■ **Collected data**
=-=-=

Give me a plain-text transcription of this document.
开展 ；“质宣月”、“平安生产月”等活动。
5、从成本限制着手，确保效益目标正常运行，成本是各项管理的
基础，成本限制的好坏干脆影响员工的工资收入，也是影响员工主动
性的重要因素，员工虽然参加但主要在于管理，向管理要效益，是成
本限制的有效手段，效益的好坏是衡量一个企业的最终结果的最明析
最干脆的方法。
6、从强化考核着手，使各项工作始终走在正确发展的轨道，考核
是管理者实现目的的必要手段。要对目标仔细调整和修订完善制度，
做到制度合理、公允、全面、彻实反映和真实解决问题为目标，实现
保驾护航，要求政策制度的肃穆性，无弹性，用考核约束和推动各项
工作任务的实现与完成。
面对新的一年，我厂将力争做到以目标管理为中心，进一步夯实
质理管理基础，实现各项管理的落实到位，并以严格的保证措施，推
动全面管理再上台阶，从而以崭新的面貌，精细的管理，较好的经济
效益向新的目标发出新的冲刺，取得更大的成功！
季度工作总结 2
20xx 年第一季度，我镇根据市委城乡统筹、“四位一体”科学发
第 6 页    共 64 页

=-=-=

■ **The task**
Write down the full listing again, exactly.

■ **Result below**
Give me a plain-text transcription of this document.
开展 ；“质宣月”、“平安生产月”等活动。
5、从成本限制着手，确保效益目标正常运行，成本是各项管理的
基础，成本限制的好坏干脆影响员工的工资收入，也是影响员工主动
性的重要因素，员工虽然参加但主要在于管理，向管理要效益，是成
本限制的有效手段，效益的好坏是衡量一个企业的最终结果的最明析
最干脆的方法。
6、从强化考核着手，使各项工作始终走在正确发展的轨道，考核
是管理者实现目的的必要手段。要对目标仔细调整和修订完善制度，
做到制度合理、公允、全面、彻实反映和真实解决问题为目标，实现
保驾护航，要求政策制度的肃穆性，无弹性，用考核约束和推动各项
工作任务的实现与完成。
面对新的一年，我厂将力争做到以目标管理为中心，进一步夯实
质理管理基础，实现各项管理的落实到位，并以严格的保证措施，推
动全面管理再上台阶，从而以崭新的面貌，精细的管理，较好的经济
效益向新的目标发出新的冲刺，取得更大的成功！
季度工作总结 2
20xx 年第一季度，我镇根据市委城乡统筹、“四位一体”科学发
第 6 页    共 64 页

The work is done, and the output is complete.